— Records supplied —

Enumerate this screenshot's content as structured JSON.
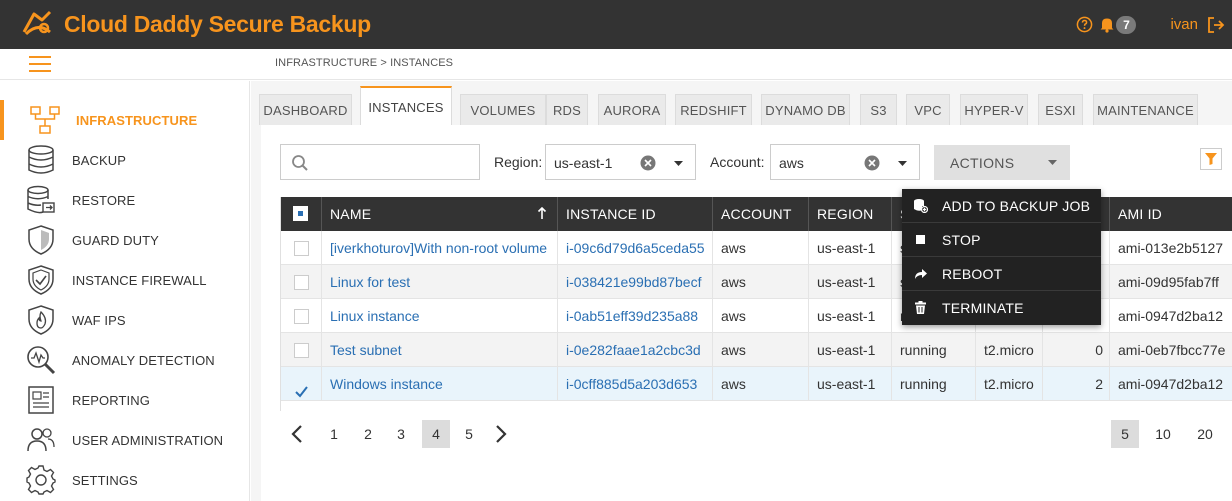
{
  "app": {
    "title": "Cloud Daddy Secure Backup",
    "user": "ivan",
    "notification_count": "7",
    "brand_color": "#f7941d"
  },
  "breadcrumb": "INFRASTRUCTURE > INSTANCES",
  "sidebar": {
    "items": [
      {
        "label": "INFRASTRUCTURE",
        "icon": "network-icon",
        "active": true
      },
      {
        "label": "BACKUP",
        "icon": "database-icon"
      },
      {
        "label": "RESTORE",
        "icon": "database-restore-icon"
      },
      {
        "label": "GUARD DUTY",
        "icon": "shield-icon"
      },
      {
        "label": "INSTANCE FIREWALL",
        "icon": "shield-check-icon"
      },
      {
        "label": "WAF IPS",
        "icon": "shield-fire-icon"
      },
      {
        "label": "ANOMALY DETECTION",
        "icon": "magnifier-chart-icon"
      },
      {
        "label": "REPORTING",
        "icon": "report-icon"
      },
      {
        "label": "USER ADMINISTRATION",
        "icon": "users-icon"
      },
      {
        "label": "SETTINGS",
        "icon": "gear-icon"
      }
    ]
  },
  "tabs": [
    "DASHBOARD",
    "INSTANCES",
    "VOLUMES",
    "RDS",
    "AURORA",
    "REDSHIFT",
    "DYNAMO DB",
    "S3",
    "VPC",
    "HYPER-V",
    "ESXI",
    "MAINTENANCE"
  ],
  "active_tab": "INSTANCES",
  "filters": {
    "search_placeholder": "",
    "region_label": "Region:",
    "region_value": "us-east-1",
    "account_label": "Account:",
    "account_value": "aws",
    "actions_label": "ACTIONS"
  },
  "table": {
    "columns": [
      "NAME",
      "INSTANCE ID",
      "ACCOUNT",
      "REGION",
      "S",
      "",
      "",
      "AMI ID"
    ],
    "rows": [
      {
        "name": "[iverkhoturov]With non-root volume",
        "instance_id": "i-09c6d79d6a5ceda55",
        "account": "aws",
        "region": "us-east-1",
        "state": "s",
        "type": "",
        "count": "",
        "ami": "ami-013e2b5127",
        "checked": false
      },
      {
        "name": "Linux for test",
        "instance_id": "i-038421e99bd87becf",
        "account": "aws",
        "region": "us-east-1",
        "state": "s",
        "type": "",
        "count": "",
        "ami": "ami-09d95fab7ff",
        "checked": false
      },
      {
        "name": "Linux instance",
        "instance_id": "i-0ab51eff39d235a88",
        "account": "aws",
        "region": "us-east-1",
        "state": "r",
        "type": "",
        "count": "",
        "ami": "ami-0947d2ba12",
        "checked": false
      },
      {
        "name": "Test subnet",
        "instance_id": "i-0e282faae1a2cbc3d",
        "account": "aws",
        "region": "us-east-1",
        "state": "running",
        "type": "t2.micro",
        "count": "0",
        "ami": "ami-0eb7fbcc77e",
        "checked": false
      },
      {
        "name": "Windows instance",
        "instance_id": "i-0cff885d5a203d653",
        "account": "aws",
        "region": "us-east-1",
        "state": "running",
        "type": "t2.micro",
        "count": "2",
        "ami": "ami-0947d2ba12",
        "checked": true
      }
    ]
  },
  "actions_menu": {
    "items": [
      {
        "label": "ADD TO BACKUP JOB",
        "icon": "database-add-icon"
      },
      {
        "label": "STOP",
        "icon": "stop-icon"
      },
      {
        "label": "REBOOT",
        "icon": "redo-arrow-icon"
      },
      {
        "label": "TERMINATE",
        "icon": "trash-icon"
      }
    ]
  },
  "pagination": {
    "pages": [
      "1",
      "2",
      "3",
      "4",
      "5"
    ],
    "current": "4",
    "page_sizes": [
      "5",
      "10",
      "20"
    ],
    "current_size": "5"
  }
}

— Task objective —
Copy the records above exactly, omitting every picture.

— The reply —
Enumerate this screenshot's content as structured JSON.
{
  "app": {
    "title": "Cloud Daddy Secure Backup",
    "user": "ivan",
    "notification_count": "7",
    "brand_color": "#f7941d"
  },
  "breadcrumb": "INFRASTRUCTURE > INSTANCES",
  "sidebar": {
    "items": [
      {
        "label": "INFRASTRUCTURE",
        "icon": "network-icon",
        "active": true
      },
      {
        "label": "BACKUP",
        "icon": "database-icon"
      },
      {
        "label": "RESTORE",
        "icon": "database-restore-icon"
      },
      {
        "label": "GUARD DUTY",
        "icon": "shield-icon"
      },
      {
        "label": "INSTANCE FIREWALL",
        "icon": "shield-check-icon"
      },
      {
        "label": "WAF IPS",
        "icon": "shield-fire-icon"
      },
      {
        "label": "ANOMALY DETECTION",
        "icon": "magnifier-chart-icon"
      },
      {
        "label": "REPORTING",
        "icon": "report-icon"
      },
      {
        "label": "USER ADMINISTRATION",
        "icon": "users-icon"
      },
      {
        "label": "SETTINGS",
        "icon": "gear-icon"
      }
    ]
  },
  "tabs": [
    "DASHBOARD",
    "INSTANCES",
    "VOLUMES",
    "RDS",
    "AURORA",
    "REDSHIFT",
    "DYNAMO DB",
    "S3",
    "VPC",
    "HYPER-V",
    "ESXI",
    "MAINTENANCE"
  ],
  "active_tab": "INSTANCES",
  "filters": {
    "search_placeholder": "",
    "region_label": "Region:",
    "region_value": "us-east-1",
    "account_label": "Account:",
    "account_value": "aws",
    "actions_label": "ACTIONS"
  },
  "table": {
    "columns": [
      "NAME",
      "INSTANCE ID",
      "ACCOUNT",
      "REGION",
      "S",
      "",
      "",
      "AMI ID"
    ],
    "rows": [
      {
        "name": "[iverkhoturov]With non-root volume",
        "instance_id": "i-09c6d79d6a5ceda55",
        "account": "aws",
        "region": "us-east-1",
        "state": "s",
        "type": "",
        "count": "",
        "ami": "ami-013e2b5127",
        "checked": false
      },
      {
        "name": "Linux for test",
        "instance_id": "i-038421e99bd87becf",
        "account": "aws",
        "region": "us-east-1",
        "state": "s",
        "type": "",
        "count": "",
        "ami": "ami-09d95fab7ff",
        "checked": false
      },
      {
        "name": "Linux instance",
        "instance_id": "i-0ab51eff39d235a88",
        "account": "aws",
        "region": "us-east-1",
        "state": "r",
        "type": "",
        "count": "",
        "ami": "ami-0947d2ba12",
        "checked": false
      },
      {
        "name": "Test subnet",
        "instance_id": "i-0e282faae1a2cbc3d",
        "account": "aws",
        "region": "us-east-1",
        "state": "running",
        "type": "t2.micro",
        "count": "0",
        "ami": "ami-0eb7fbcc77e",
        "checked": false
      },
      {
        "name": "Windows instance",
        "instance_id": "i-0cff885d5a203d653",
        "account": "aws",
        "region": "us-east-1",
        "state": "running",
        "type": "t2.micro",
        "count": "2",
        "ami": "ami-0947d2ba12",
        "checked": true
      }
    ]
  },
  "actions_menu": {
    "items": [
      {
        "label": "ADD TO BACKUP JOB",
        "icon": "database-add-icon"
      },
      {
        "label": "STOP",
        "icon": "stop-icon"
      },
      {
        "label": "REBOOT",
        "icon": "redo-arrow-icon"
      },
      {
        "label": "TERMINATE",
        "icon": "trash-icon"
      }
    ]
  },
  "pagination": {
    "pages": [
      "1",
      "2",
      "3",
      "4",
      "5"
    ],
    "current": "4",
    "page_sizes": [
      "5",
      "10",
      "20"
    ],
    "current_size": "5"
  }
}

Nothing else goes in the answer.